====== MATERIAL FOR THE TASK
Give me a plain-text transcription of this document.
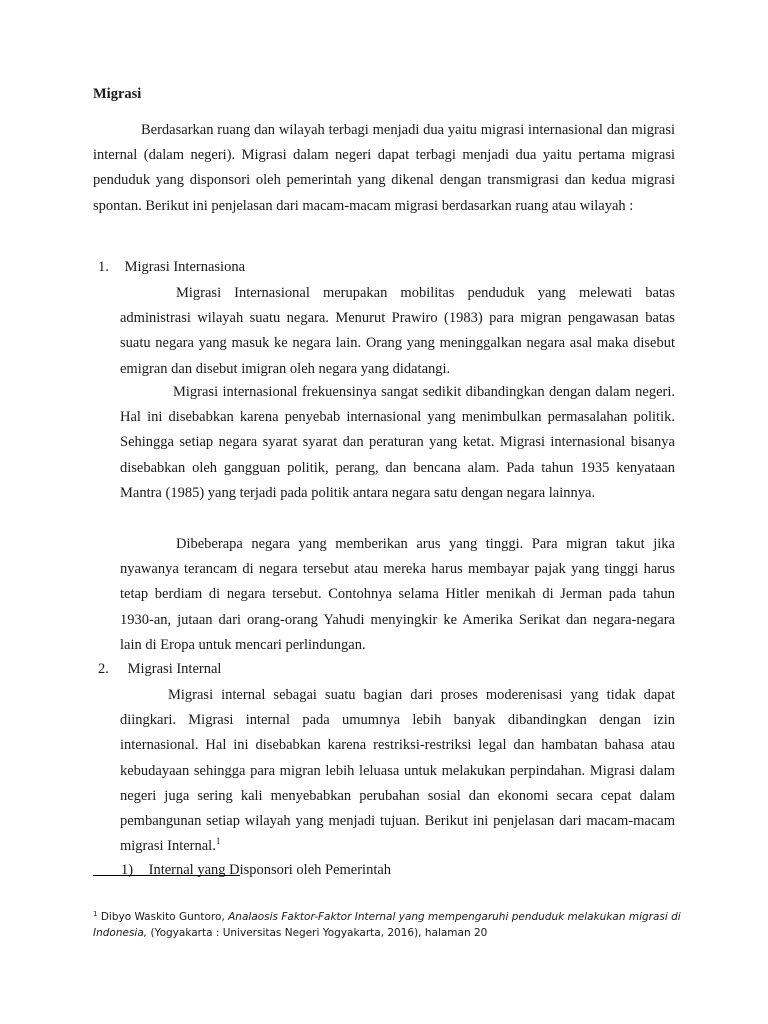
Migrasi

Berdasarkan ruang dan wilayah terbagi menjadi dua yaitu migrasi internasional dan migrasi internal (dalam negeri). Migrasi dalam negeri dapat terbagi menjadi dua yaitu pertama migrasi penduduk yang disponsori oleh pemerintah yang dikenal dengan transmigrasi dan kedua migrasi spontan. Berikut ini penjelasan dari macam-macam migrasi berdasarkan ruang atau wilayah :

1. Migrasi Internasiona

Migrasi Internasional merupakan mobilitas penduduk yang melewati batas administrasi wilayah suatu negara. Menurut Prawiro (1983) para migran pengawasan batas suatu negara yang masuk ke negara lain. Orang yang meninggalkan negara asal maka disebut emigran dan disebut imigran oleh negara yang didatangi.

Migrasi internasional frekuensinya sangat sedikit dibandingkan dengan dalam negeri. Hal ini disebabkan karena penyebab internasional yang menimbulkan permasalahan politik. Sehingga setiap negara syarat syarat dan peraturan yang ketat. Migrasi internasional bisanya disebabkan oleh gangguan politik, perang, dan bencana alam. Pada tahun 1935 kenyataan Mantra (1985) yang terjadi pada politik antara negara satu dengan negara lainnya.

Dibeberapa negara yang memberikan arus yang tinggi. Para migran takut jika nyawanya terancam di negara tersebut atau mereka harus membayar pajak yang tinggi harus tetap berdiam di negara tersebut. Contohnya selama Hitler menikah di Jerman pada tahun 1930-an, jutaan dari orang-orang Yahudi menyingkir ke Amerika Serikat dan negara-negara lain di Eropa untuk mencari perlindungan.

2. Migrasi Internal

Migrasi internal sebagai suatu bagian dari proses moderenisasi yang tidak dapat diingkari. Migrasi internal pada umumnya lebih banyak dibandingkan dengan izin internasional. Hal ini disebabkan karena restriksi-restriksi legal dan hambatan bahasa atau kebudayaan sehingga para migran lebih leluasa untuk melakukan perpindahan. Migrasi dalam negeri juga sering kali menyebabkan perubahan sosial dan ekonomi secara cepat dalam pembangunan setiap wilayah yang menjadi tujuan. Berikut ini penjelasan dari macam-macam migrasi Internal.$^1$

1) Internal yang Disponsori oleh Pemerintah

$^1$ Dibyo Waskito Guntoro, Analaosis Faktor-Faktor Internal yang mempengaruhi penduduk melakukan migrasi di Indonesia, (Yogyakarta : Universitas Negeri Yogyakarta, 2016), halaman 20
============
====== MATERIAL FOR THE TASK
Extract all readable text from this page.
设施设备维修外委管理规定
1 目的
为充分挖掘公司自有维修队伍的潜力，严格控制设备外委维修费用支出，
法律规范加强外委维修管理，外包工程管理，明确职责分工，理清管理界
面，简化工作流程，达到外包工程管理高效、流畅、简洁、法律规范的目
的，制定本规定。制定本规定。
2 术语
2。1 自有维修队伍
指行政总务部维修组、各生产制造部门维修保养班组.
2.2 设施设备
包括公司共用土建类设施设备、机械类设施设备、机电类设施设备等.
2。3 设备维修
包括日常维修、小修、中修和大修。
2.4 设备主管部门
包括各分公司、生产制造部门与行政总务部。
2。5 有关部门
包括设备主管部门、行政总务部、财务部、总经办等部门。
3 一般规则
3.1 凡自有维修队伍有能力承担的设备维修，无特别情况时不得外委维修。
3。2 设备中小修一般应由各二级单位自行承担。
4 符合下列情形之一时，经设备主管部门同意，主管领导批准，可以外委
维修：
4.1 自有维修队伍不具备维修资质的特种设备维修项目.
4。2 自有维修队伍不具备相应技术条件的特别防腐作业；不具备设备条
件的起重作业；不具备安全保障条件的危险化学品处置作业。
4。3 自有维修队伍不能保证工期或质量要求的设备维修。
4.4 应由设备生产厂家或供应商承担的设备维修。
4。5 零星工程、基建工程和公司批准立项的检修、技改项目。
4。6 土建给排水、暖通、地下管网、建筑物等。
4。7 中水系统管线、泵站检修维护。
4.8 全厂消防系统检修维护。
============
====== MATERIAL FOR THE TASK
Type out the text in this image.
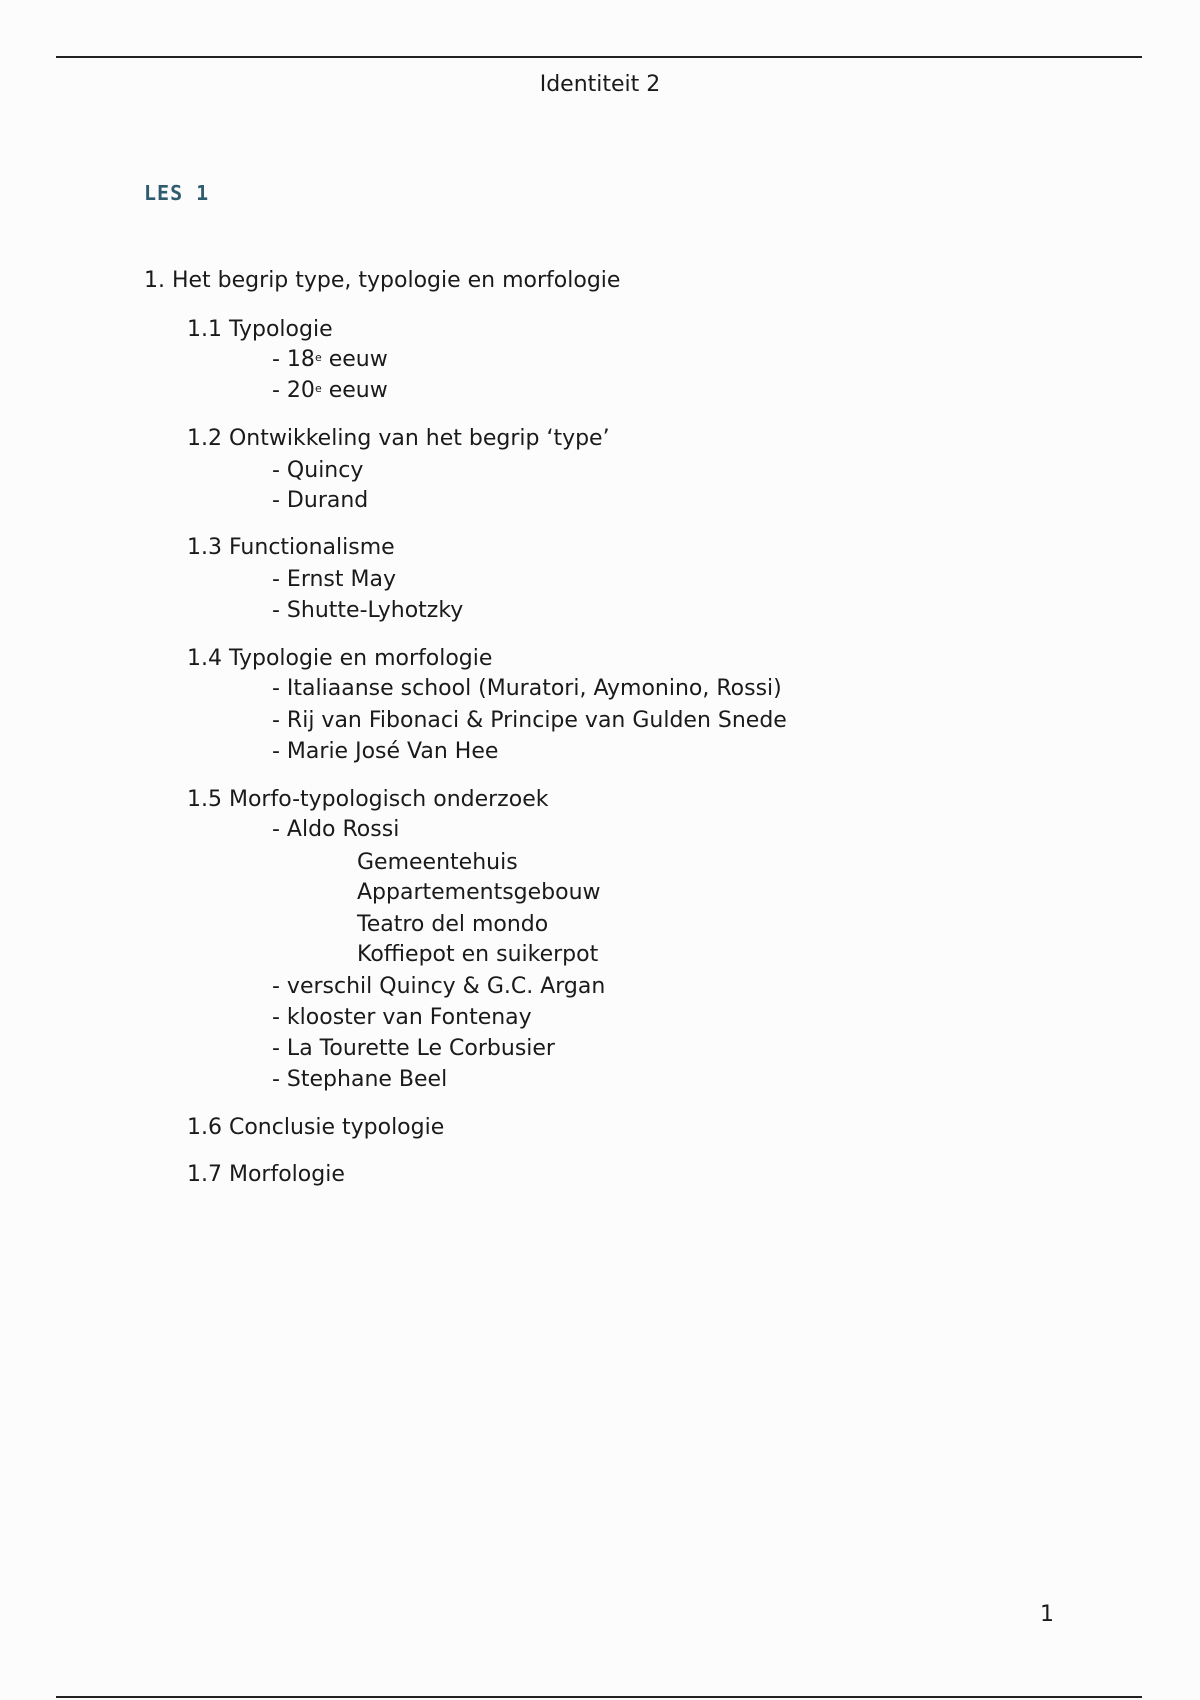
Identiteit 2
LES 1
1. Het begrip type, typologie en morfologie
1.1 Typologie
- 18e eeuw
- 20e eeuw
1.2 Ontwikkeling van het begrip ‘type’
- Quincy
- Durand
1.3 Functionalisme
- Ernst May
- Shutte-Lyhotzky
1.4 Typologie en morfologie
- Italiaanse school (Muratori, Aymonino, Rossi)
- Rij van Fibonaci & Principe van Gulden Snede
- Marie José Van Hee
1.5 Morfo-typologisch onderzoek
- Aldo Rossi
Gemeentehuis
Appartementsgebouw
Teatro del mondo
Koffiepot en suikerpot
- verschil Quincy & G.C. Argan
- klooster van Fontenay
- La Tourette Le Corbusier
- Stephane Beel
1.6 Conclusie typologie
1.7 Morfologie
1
============
Reproduce each line from the records that contains the word "text".

▸ **EXERCISE ANSWER**
Give me a plain-text transcription of this document.
Extract all readable text from this page.
Type out the text in this image.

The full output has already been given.